> Your task
Could you print every line of the listing below, unchanged and character for character?
* * * * * * * * *
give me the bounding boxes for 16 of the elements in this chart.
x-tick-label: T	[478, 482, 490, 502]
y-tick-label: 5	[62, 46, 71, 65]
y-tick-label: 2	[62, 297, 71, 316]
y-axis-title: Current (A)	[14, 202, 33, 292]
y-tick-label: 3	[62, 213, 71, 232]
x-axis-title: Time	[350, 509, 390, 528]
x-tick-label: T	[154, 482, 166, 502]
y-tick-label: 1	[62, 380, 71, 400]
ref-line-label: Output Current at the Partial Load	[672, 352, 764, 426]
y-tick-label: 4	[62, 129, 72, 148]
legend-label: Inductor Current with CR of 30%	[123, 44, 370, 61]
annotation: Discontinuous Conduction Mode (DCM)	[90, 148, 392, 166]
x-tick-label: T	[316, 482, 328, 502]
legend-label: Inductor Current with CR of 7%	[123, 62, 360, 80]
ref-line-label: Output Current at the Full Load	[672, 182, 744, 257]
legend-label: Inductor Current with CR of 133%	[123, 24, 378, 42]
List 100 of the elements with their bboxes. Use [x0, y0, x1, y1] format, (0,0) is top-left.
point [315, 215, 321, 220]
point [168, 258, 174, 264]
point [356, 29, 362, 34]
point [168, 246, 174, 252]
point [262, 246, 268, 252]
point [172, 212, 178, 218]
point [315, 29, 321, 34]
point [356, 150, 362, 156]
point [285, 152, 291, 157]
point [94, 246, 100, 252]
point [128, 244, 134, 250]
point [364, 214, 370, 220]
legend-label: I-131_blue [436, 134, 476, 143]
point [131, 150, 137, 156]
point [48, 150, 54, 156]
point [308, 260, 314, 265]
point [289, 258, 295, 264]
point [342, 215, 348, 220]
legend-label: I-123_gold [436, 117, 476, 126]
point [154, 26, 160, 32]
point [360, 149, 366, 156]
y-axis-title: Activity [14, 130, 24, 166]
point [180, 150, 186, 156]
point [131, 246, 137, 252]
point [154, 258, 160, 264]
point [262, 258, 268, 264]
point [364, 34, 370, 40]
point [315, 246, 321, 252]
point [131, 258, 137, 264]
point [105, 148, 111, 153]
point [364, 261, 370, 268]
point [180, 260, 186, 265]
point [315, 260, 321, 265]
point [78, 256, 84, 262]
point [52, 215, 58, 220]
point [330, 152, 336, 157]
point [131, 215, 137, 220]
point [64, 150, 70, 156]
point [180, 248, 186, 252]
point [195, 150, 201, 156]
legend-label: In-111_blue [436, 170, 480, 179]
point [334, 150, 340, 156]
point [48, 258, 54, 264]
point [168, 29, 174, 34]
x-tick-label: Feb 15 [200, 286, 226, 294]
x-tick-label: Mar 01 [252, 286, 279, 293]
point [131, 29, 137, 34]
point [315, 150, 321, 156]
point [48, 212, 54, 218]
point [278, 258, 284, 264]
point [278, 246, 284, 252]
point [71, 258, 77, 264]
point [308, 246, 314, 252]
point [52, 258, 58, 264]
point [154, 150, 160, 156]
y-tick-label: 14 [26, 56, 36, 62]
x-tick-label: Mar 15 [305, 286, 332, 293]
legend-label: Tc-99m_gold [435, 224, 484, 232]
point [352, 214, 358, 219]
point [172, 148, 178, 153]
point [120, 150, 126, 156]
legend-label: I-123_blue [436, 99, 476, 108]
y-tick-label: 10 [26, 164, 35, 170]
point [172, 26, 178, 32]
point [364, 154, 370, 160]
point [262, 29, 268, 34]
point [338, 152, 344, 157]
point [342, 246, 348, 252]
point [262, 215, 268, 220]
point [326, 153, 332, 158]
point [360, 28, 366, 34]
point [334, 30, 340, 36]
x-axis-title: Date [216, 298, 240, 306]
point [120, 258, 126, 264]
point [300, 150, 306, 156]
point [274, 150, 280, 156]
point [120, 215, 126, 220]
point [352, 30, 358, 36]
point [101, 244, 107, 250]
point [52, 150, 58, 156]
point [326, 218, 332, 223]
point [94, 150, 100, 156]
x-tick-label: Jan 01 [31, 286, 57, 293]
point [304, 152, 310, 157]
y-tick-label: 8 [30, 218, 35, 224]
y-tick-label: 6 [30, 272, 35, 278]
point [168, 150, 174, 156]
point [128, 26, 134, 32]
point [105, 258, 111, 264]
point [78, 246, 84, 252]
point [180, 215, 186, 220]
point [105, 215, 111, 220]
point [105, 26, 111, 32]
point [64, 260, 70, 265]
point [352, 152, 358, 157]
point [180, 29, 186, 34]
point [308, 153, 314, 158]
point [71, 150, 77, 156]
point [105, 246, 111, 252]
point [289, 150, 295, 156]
* * * * * * * * *
> Output below
give me the bounding boxes for 16 of the elements in this chart.
x-tick-label: T	[478, 482, 490, 502]
y-tick-label: 5	[62, 46, 71, 65]
y-tick-label: 2	[62, 297, 71, 316]
y-axis-title: Current (A)	[14, 202, 33, 292]
y-tick-label: 3	[62, 213, 71, 232]
x-axis-title: Time	[350, 509, 390, 528]
x-tick-label: T	[154, 482, 166, 502]
y-tick-label: 1	[62, 380, 71, 400]
ref-line-label: Output Current at the Partial Load	[672, 352, 764, 426]
y-tick-label: 4	[62, 129, 72, 148]
legend-label: Inductor Current with CR of 30%	[123, 44, 370, 61]
annotation: Discontinuous Conduction Mode (DCM)	[90, 148, 392, 166]
x-tick-label: T	[316, 482, 328, 502]
legend-label: Inductor Current with CR of 7%	[123, 62, 360, 80]
ref-line-label: Output Current at the Full Load	[672, 182, 744, 257]
legend-label: Inductor Current with CR of 133%	[123, 24, 378, 42]
List 100 of the elements with their bboxes. Use [x0, y0, x1, y1] format, (0,0) is top-left.
point [315, 215, 321, 220]
point [168, 258, 174, 264]
point [356, 29, 362, 34]
point [168, 246, 174, 252]
point [262, 246, 268, 252]
point [172, 212, 178, 218]
point [315, 29, 321, 34]
point [356, 150, 362, 156]
point [285, 152, 291, 157]
point [94, 246, 100, 252]
point [128, 244, 134, 250]
point [364, 214, 370, 220]
legend-label: I-131_blue [436, 134, 476, 143]
point [131, 150, 137, 156]
point [48, 150, 54, 156]
point [308, 260, 314, 265]
point [289, 258, 295, 264]
point [342, 215, 348, 220]
legend-label: I-123_gold [436, 117, 476, 126]
point [154, 26, 160, 32]
point [360, 149, 366, 156]
y-axis-title: Activity [14, 130, 24, 166]
point [180, 150, 186, 156]
point [131, 246, 137, 252]
point [154, 258, 160, 264]
point [262, 258, 268, 264]
point [364, 34, 370, 40]
point [315, 246, 321, 252]
point [131, 258, 137, 264]
point [105, 148, 111, 153]
point [364, 261, 370, 268]
point [180, 260, 186, 265]
point [315, 260, 321, 265]
point [78, 256, 84, 262]
point [52, 215, 58, 220]
point [330, 152, 336, 157]
point [131, 215, 137, 220]
point [64, 150, 70, 156]
point [180, 248, 186, 252]
point [195, 150, 201, 156]
legend-label: In-111_blue [436, 170, 480, 179]
point [334, 150, 340, 156]
point [48, 258, 54, 264]
point [168, 29, 174, 34]
x-tick-label: Feb 15 [200, 286, 226, 294]
x-tick-label: Mar 01 [252, 286, 279, 293]
point [131, 29, 137, 34]
point [315, 150, 321, 156]
point [48, 212, 54, 218]
point [278, 258, 284, 264]
point [278, 246, 284, 252]
point [71, 258, 77, 264]
point [308, 246, 314, 252]
point [52, 258, 58, 264]
point [154, 150, 160, 156]
y-tick-label: 14 [26, 56, 36, 62]
x-tick-label: Mar 15 [305, 286, 332, 293]
legend-label: Tc-99m_gold [435, 224, 484, 232]
point [352, 214, 358, 219]
point [172, 148, 178, 153]
point [120, 150, 126, 156]
legend-label: I-123_blue [436, 99, 476, 108]
y-tick-label: 10 [26, 164, 35, 170]
point [172, 26, 178, 32]
point [364, 154, 370, 160]
point [262, 29, 268, 34]
point [338, 152, 344, 157]
point [342, 246, 348, 252]
point [262, 215, 268, 220]
point [326, 153, 332, 158]
point [360, 28, 366, 34]
point [334, 30, 340, 36]
x-axis-title: Date [216, 298, 240, 306]
point [120, 258, 126, 264]
point [300, 150, 306, 156]
point [274, 150, 280, 156]
point [120, 215, 126, 220]
point [352, 30, 358, 36]
point [101, 244, 107, 250]
point [52, 150, 58, 156]
point [326, 218, 332, 223]
point [94, 150, 100, 156]
x-tick-label: Jan 01 [31, 286, 57, 293]
point [304, 152, 310, 157]
y-tick-label: 8 [30, 218, 35, 224]
y-tick-label: 6 [30, 272, 35, 278]
point [168, 150, 174, 156]
point [128, 26, 134, 32]
point [105, 258, 111, 264]
point [78, 246, 84, 252]
point [180, 215, 186, 220]
point [105, 215, 111, 220]
point [105, 26, 111, 32]
point [64, 260, 70, 265]
point [352, 152, 358, 157]
point [180, 29, 186, 34]
point [308, 153, 314, 158]
point [71, 150, 77, 156]
point [105, 246, 111, 252]
point [289, 150, 295, 156]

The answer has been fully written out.